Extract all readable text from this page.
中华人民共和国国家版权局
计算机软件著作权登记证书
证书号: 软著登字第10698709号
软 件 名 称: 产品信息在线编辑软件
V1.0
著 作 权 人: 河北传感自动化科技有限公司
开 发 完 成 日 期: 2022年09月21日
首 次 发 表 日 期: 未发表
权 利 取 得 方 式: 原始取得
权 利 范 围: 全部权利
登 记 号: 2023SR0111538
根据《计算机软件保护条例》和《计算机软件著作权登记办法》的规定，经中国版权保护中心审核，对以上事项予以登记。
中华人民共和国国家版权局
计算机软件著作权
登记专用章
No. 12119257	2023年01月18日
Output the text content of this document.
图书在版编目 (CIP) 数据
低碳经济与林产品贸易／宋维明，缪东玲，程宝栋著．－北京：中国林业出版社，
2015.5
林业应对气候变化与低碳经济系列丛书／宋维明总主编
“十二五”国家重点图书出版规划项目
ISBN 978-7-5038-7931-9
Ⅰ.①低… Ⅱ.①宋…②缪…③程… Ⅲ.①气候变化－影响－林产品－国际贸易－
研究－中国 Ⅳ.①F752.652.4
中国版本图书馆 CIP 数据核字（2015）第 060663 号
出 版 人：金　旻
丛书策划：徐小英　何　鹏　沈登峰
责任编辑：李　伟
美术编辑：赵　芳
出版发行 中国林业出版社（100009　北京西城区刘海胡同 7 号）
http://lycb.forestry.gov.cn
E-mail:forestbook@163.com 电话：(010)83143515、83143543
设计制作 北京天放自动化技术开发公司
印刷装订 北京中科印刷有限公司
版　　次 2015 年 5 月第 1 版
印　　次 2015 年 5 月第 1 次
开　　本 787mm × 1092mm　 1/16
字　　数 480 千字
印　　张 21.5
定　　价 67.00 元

» Short task
Locate the string "this" in the listing above and copy every line where it occurs.

» Completed task
Extract all readable text from this page.
Output the text content of this document.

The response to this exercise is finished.